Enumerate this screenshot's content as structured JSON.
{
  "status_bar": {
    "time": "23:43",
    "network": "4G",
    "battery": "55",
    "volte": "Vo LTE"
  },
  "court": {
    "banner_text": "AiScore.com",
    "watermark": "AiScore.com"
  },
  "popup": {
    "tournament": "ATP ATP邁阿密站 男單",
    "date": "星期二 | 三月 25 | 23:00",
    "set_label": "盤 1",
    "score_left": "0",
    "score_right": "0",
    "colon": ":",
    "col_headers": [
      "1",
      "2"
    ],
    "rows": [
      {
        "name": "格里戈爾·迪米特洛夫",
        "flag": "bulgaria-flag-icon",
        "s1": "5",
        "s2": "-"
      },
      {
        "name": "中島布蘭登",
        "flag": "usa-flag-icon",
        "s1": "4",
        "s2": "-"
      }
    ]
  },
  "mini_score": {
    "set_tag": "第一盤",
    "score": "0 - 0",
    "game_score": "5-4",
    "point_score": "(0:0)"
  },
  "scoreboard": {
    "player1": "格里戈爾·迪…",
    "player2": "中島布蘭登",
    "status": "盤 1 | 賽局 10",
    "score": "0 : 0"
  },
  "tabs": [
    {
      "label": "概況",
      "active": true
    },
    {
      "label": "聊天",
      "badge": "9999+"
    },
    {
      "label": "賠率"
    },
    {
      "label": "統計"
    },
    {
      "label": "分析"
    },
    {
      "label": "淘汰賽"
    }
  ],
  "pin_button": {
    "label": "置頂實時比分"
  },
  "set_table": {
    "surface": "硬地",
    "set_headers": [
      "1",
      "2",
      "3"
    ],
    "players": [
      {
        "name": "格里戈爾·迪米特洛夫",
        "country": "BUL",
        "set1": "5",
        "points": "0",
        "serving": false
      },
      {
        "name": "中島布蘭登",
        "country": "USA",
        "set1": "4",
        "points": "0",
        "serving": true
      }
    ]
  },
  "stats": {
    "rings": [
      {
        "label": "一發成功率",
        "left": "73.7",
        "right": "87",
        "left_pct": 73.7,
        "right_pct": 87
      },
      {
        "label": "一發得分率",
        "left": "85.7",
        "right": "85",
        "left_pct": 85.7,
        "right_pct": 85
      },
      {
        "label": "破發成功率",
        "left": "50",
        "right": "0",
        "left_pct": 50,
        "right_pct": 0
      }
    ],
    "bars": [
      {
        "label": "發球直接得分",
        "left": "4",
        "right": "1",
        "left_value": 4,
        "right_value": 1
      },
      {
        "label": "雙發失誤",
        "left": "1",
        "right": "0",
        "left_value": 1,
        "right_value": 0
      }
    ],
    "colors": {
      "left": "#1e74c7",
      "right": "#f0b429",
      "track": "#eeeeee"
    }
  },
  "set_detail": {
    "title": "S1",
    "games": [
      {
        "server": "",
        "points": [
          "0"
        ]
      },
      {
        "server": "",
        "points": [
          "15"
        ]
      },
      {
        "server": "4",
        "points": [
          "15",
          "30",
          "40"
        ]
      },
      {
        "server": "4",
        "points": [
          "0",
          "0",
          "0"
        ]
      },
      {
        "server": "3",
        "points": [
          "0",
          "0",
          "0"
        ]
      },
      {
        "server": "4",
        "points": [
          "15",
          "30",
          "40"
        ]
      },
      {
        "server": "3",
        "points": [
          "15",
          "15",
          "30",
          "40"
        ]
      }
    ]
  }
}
◆ ◆ ◆ ◆
» Problem statement
Write out all the lines again, exactly as they are.

» Full solution
Enumerate this screenshot's content as structured JSON.
{
  "status_bar": {
    "time": "23:43",
    "network": "4G",
    "battery": "55",
    "volte": "Vo LTE"
  },
  "court": {
    "banner_text": "AiScore.com",
    "watermark": "AiScore.com"
  },
  "popup": {
    "tournament": "ATP ATP邁阿密站 男單",
    "date": "星期二 | 三月 25 | 23:00",
    "set_label": "盤 1",
    "score_left": "0",
    "score_right": "0",
    "colon": ":",
    "col_headers": [
      "1",
      "2"
    ],
    "rows": [
      {
        "name": "格里戈爾·迪米特洛夫",
        "flag": "bulgaria-flag-icon",
        "s1": "5",
        "s2": "-"
      },
      {
        "name": "中島布蘭登",
        "flag": "usa-flag-icon",
        "s1": "4",
        "s2": "-"
      }
    ]
  },
  "mini_score": {
    "set_tag": "第一盤",
    "score": "0 - 0",
    "game_score": "5-4",
    "point_score": "(0:0)"
  },
  "scoreboard": {
    "player1": "格里戈爾·迪…",
    "player2": "中島布蘭登",
    "status": "盤 1 | 賽局 10",
    "score": "0 : 0"
  },
  "tabs": [
    {
      "label": "概況",
      "active": true
    },
    {
      "label": "聊天",
      "badge": "9999+"
    },
    {
      "label": "賠率"
    },
    {
      "label": "統計"
    },
    {
      "label": "分析"
    },
    {
      "label": "淘汰賽"
    }
  ],
  "pin_button": {
    "label": "置頂實時比分"
  },
  "set_table": {
    "surface": "硬地",
    "set_headers": [
      "1",
      "2",
      "3"
    ],
    "players": [
      {
        "name": "格里戈爾·迪米特洛夫",
        "country": "BUL",
        "set1": "5",
        "points": "0",
        "serving": false
      },
      {
        "name": "中島布蘭登",
        "country": "USA",
        "set1": "4",
        "points": "0",
        "serving": true
      }
    ]
  },
  "stats": {
    "rings": [
      {
        "label": "一發成功率",
        "left": "73.7",
        "right": "87",
        "left_pct": 73.7,
        "right_pct": 87
      },
      {
        "label": "一發得分率",
        "left": "85.7",
        "right": "85",
        "left_pct": 85.7,
        "right_pct": 85
      },
      {
        "label": "破發成功率",
        "left": "50",
        "right": "0",
        "left_pct": 50,
        "right_pct": 0
      }
    ],
    "bars": [
      {
        "label": "發球直接得分",
        "left": "4",
        "right": "1",
        "left_value": 4,
        "right_value": 1
      },
      {
        "label": "雙發失誤",
        "left": "1",
        "right": "0",
        "left_value": 1,
        "right_value": 0
      }
    ],
    "colors": {
      "left": "#1e74c7",
      "right": "#f0b429",
      "track": "#eeeeee"
    }
  },
  "set_detail": {
    "title": "S1",
    "games": [
      {
        "server": "",
        "points": [
          "0"
        ]
      },
      {
        "server": "",
        "points": [
          "15"
        ]
      },
      {
        "server": "4",
        "points": [
          "15",
          "30",
          "40"
        ]
      },
      {
        "server": "4",
        "points": [
          "0",
          "0",
          "0"
        ]
      },
      {
        "server": "3",
        "points": [
          "0",
          "0",
          "0"
        ]
      },
      {
        "server": "4",
        "points": [
          "15",
          "30",
          "40"
        ]
      },
      {
        "server": "3",
        "points": [
          "15",
          "15",
          "30",
          "40"
        ]
      }
    ]
  }
}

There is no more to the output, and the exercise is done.